» WORK TO BE COMPLETED
Pick out each line containing the string "GRAPHIC" and copy it.

········

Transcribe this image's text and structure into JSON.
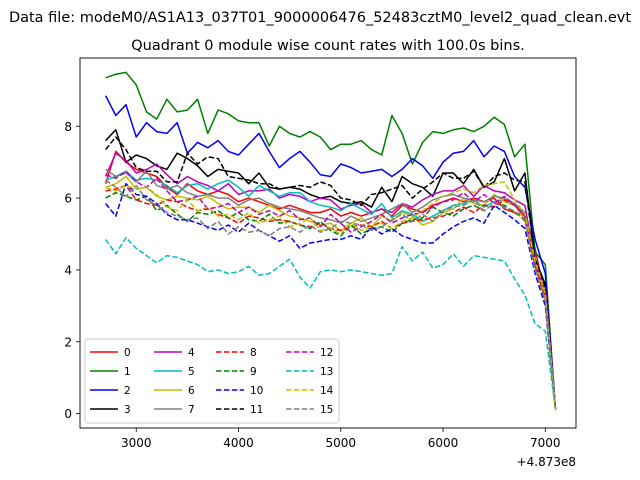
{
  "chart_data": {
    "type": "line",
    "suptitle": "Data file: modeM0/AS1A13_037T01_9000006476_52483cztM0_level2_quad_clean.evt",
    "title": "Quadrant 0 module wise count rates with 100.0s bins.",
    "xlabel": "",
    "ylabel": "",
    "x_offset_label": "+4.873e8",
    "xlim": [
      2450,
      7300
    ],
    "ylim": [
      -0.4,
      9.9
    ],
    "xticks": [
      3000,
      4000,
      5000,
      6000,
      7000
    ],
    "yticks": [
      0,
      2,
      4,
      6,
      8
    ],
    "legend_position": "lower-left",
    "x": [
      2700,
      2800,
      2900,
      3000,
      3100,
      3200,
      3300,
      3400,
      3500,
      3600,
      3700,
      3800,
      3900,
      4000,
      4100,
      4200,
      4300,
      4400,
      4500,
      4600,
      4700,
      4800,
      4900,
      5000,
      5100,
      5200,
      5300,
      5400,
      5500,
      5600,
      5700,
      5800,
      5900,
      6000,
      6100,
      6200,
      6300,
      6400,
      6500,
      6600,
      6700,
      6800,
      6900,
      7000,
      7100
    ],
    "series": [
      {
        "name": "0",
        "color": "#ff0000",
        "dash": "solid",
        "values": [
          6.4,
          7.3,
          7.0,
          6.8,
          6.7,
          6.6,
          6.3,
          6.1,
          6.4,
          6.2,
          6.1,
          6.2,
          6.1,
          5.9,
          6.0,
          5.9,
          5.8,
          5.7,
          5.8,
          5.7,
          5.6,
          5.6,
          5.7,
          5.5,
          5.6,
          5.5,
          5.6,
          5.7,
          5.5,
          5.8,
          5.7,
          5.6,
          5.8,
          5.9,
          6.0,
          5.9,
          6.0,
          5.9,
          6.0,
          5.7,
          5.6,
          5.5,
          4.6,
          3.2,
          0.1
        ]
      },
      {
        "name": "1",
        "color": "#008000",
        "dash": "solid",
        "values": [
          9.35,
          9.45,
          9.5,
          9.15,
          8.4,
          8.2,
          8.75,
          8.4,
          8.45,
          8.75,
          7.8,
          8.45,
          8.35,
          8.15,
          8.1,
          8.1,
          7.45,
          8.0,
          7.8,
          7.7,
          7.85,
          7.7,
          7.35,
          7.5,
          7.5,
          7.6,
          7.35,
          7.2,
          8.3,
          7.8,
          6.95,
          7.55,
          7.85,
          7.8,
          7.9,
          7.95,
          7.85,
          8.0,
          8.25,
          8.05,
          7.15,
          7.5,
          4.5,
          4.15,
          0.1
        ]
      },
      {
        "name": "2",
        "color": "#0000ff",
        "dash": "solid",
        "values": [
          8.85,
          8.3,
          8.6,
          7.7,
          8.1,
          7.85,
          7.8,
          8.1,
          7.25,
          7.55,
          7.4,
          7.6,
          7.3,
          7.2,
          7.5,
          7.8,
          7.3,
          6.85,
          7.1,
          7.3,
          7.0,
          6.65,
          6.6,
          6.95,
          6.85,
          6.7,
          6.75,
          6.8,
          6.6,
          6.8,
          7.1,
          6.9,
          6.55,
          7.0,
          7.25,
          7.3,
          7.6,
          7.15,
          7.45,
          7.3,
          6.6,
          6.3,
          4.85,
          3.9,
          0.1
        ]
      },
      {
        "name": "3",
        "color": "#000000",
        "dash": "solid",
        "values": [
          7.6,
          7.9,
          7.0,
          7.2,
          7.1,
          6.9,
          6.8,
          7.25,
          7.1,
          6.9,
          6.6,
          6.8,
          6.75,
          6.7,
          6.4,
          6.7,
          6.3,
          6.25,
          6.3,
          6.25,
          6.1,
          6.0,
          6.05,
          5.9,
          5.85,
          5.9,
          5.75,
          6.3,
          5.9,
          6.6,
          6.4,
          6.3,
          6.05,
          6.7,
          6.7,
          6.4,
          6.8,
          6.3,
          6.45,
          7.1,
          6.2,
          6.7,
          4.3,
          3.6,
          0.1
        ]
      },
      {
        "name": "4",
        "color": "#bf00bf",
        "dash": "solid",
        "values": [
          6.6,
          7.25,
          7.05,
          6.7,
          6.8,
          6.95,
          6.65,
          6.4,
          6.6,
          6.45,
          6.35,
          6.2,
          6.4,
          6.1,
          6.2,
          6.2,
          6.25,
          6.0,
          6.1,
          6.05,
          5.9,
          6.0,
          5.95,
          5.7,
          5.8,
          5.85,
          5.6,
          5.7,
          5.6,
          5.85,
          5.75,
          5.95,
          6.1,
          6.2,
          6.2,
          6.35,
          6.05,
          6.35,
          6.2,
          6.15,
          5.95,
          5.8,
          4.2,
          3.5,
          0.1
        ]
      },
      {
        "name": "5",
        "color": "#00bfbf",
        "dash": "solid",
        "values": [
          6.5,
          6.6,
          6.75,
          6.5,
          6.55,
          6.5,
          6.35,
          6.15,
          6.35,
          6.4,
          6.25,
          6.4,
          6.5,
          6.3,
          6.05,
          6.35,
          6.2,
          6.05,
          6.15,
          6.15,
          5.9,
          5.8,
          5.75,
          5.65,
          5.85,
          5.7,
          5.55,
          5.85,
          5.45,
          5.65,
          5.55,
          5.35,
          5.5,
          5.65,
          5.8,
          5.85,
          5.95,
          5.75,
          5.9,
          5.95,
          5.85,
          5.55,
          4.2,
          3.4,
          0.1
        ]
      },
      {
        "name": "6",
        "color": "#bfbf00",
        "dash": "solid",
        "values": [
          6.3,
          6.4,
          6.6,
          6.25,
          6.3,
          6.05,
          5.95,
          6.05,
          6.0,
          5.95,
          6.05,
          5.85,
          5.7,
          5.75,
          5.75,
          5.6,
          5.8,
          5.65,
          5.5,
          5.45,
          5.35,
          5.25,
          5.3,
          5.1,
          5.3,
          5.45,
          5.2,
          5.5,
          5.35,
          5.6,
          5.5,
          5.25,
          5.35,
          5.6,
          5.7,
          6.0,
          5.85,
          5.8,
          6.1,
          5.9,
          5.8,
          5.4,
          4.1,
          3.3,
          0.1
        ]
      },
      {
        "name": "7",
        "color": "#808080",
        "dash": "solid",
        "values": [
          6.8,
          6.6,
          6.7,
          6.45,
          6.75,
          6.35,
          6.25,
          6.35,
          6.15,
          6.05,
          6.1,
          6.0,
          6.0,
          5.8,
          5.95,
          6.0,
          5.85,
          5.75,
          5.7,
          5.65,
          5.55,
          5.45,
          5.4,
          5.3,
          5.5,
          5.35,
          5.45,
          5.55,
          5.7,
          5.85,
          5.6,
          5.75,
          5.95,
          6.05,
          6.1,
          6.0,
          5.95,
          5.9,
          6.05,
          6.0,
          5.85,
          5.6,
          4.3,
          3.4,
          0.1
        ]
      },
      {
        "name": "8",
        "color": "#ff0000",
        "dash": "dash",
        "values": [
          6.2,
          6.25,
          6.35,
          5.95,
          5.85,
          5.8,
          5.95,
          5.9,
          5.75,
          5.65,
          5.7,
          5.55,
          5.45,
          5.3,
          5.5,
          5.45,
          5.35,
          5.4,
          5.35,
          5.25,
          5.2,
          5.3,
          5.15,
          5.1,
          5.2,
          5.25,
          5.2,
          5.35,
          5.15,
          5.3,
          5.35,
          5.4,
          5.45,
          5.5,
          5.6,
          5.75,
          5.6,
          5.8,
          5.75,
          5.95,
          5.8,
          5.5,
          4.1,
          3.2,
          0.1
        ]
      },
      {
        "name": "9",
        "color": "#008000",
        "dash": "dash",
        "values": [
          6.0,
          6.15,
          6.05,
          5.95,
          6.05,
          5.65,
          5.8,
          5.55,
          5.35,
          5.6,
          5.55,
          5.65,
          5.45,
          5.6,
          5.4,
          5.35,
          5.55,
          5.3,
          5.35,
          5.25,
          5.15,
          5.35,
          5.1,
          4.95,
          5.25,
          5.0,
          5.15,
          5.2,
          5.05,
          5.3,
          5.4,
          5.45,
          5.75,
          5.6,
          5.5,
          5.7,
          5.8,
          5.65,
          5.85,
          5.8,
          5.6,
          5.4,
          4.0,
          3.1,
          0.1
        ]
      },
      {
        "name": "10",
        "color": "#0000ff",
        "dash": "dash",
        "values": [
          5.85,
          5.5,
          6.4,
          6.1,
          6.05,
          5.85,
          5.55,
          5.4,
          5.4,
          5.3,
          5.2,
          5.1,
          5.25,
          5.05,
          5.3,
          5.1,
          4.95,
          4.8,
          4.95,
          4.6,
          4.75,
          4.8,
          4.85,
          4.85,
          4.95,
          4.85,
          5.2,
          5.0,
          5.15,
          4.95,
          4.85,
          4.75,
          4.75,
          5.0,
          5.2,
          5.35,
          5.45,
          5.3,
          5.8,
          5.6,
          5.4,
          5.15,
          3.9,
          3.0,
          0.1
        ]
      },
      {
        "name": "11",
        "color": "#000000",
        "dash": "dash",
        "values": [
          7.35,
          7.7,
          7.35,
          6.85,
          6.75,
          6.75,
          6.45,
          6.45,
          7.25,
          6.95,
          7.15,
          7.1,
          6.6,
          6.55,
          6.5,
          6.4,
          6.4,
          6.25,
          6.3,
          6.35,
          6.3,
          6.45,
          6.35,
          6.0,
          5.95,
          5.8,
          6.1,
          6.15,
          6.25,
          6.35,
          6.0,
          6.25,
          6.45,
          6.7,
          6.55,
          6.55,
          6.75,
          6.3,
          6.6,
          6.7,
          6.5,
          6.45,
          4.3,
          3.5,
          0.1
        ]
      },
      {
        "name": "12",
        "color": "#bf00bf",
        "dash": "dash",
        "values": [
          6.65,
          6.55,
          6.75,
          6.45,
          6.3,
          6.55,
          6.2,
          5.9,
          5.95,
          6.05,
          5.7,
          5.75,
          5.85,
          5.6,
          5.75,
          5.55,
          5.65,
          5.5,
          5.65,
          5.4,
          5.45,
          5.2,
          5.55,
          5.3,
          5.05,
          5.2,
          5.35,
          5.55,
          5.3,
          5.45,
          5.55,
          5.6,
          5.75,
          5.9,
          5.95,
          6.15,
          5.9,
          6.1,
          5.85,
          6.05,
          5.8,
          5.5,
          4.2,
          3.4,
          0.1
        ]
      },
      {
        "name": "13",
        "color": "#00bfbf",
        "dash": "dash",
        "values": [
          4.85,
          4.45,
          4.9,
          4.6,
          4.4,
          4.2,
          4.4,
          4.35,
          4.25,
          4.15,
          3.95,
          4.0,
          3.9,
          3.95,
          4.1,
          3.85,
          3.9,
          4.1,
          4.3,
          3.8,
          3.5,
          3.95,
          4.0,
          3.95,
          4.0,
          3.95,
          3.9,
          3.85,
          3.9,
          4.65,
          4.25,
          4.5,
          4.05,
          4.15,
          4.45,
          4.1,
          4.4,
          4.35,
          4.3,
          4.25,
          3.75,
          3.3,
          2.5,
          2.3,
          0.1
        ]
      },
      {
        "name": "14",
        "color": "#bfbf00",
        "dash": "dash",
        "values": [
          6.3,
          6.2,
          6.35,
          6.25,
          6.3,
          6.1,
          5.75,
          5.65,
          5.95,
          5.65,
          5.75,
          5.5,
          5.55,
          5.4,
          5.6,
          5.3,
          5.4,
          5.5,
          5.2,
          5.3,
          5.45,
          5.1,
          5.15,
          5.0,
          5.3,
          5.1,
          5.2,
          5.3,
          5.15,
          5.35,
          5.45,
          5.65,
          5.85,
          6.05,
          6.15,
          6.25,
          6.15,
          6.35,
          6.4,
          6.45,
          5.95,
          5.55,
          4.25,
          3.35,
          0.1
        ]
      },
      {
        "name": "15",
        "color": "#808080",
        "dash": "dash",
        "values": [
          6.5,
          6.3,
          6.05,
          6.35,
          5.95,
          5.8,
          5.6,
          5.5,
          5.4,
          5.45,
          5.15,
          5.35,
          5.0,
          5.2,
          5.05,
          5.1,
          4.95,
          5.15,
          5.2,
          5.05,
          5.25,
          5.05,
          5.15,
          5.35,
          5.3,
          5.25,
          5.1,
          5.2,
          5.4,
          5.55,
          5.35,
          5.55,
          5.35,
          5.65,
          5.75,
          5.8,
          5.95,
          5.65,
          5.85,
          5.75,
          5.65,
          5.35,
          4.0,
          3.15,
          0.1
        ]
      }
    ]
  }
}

········

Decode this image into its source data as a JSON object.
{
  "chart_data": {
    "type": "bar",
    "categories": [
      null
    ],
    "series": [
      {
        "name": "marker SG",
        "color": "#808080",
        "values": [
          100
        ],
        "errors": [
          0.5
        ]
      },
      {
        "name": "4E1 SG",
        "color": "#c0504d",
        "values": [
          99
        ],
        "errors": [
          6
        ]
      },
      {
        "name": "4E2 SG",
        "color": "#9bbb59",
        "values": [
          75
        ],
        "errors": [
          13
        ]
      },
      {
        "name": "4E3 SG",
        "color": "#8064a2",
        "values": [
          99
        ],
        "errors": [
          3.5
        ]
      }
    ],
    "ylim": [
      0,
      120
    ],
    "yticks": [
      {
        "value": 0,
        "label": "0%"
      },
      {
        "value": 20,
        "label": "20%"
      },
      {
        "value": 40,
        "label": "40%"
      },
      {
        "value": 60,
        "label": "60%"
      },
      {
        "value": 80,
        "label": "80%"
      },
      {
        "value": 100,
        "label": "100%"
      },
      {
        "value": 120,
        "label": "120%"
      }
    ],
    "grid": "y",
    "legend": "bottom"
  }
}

········

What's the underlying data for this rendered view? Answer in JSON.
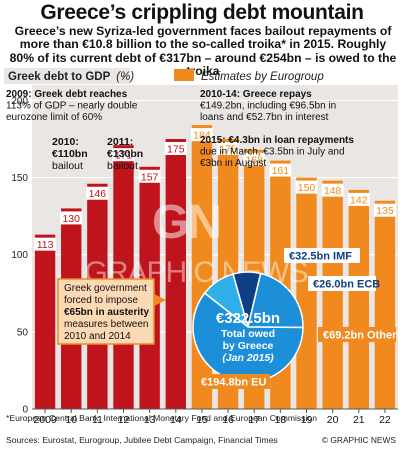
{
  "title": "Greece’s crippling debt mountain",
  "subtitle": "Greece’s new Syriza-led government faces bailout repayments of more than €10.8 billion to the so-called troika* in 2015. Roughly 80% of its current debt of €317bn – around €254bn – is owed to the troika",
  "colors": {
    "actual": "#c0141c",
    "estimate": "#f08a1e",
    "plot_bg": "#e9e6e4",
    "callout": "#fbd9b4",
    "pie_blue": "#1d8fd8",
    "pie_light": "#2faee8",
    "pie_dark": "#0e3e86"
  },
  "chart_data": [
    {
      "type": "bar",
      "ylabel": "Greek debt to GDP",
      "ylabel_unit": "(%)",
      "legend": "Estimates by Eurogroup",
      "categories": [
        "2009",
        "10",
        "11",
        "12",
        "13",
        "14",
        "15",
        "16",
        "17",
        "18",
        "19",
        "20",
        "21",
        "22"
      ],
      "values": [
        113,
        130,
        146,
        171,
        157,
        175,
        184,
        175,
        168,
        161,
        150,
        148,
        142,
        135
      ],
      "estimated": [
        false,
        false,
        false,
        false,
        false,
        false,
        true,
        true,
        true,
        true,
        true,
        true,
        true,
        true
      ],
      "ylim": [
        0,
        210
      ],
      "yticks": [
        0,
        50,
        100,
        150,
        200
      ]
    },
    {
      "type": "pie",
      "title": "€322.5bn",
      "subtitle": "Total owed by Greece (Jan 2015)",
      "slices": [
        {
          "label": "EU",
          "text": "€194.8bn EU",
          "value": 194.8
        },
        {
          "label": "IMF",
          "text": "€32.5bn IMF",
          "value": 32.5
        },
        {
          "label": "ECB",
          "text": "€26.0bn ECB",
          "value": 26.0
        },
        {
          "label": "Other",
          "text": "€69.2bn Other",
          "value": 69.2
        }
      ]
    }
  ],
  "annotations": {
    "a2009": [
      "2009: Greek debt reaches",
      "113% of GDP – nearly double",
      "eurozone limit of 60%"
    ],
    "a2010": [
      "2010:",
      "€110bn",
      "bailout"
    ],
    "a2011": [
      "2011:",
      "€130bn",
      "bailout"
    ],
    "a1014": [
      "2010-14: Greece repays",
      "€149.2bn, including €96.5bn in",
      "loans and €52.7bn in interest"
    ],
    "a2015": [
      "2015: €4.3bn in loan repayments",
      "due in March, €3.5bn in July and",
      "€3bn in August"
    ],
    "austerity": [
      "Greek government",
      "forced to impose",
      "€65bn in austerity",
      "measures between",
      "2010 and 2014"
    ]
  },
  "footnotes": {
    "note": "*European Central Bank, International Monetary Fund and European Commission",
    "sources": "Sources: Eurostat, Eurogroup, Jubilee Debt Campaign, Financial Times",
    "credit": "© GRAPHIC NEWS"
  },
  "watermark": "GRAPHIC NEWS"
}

········

» EXERCISE OUTPUT
    "credit": "© GRAPHIC NEWS"
  "watermark": "GRAPHIC NEWS"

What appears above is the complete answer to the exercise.